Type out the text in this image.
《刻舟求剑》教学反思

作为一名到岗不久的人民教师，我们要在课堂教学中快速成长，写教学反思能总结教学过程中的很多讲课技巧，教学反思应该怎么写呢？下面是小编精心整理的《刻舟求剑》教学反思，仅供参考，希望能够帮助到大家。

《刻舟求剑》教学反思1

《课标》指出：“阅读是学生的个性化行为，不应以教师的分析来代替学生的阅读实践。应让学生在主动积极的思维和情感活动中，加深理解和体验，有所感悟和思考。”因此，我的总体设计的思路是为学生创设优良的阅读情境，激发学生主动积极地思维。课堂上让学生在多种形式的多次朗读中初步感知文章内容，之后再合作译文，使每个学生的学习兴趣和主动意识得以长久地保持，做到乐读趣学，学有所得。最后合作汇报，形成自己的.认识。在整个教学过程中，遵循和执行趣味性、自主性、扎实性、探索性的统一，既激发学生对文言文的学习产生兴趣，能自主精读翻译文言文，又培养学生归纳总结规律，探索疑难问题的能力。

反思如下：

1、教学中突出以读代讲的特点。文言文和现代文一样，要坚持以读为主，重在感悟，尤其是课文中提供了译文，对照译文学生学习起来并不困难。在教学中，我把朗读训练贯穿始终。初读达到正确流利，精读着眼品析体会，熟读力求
◇ ◇ ◇
▸ EXERCISE PROMPT
Reproduce the material above exactly; please quote every line of it.

▸ CORRECT OUTPUT
Type out the text in this image.
《刻舟求剑》教学反思

作为一名到岗不久的人民教师，我们要在课堂教学中快速成长，写教学反思能总结教学过程中的很多讲课技巧，教学反思应该怎么写呢？下面是小编精心整理的《刻舟求剑》教学反思，仅供参考，希望能够帮助到大家。

《刻舟求剑》教学反思1

《课标》指出：“阅读是学生的个性化行为，不应以教师的分析来代替学生的阅读实践。应让学生在主动积极的思维和情感活动中，加深理解和体验，有所感悟和思考。”因此，我的总体设计的思路是为学生创设优良的阅读情境，激发学生主动积极地思维。课堂上让学生在多种形式的多次朗读中初步感知文章内容，之后再合作译文，使每个学生的学习兴趣和主动意识得以长久地保持，做到乐读趣学，学有所得。最后合作汇报，形成自己的.认识。在整个教学过程中，遵循和执行趣味性、自主性、扎实性、探索性的统一，既激发学生对文言文的学习产生兴趣，能自主精读翻译文言文，又培养学生归纳总结规律，探索疑难问题的能力。

反思如下：

1、教学中突出以读代讲的特点。文言文和现代文一样，要坚持以读为主，重在感悟，尤其是课文中提供了译文，对照译文学生学习起来并不困难。在教学中，我把朗读训练贯穿始终。初读达到正确流利，精读着眼品析体会，熟读力求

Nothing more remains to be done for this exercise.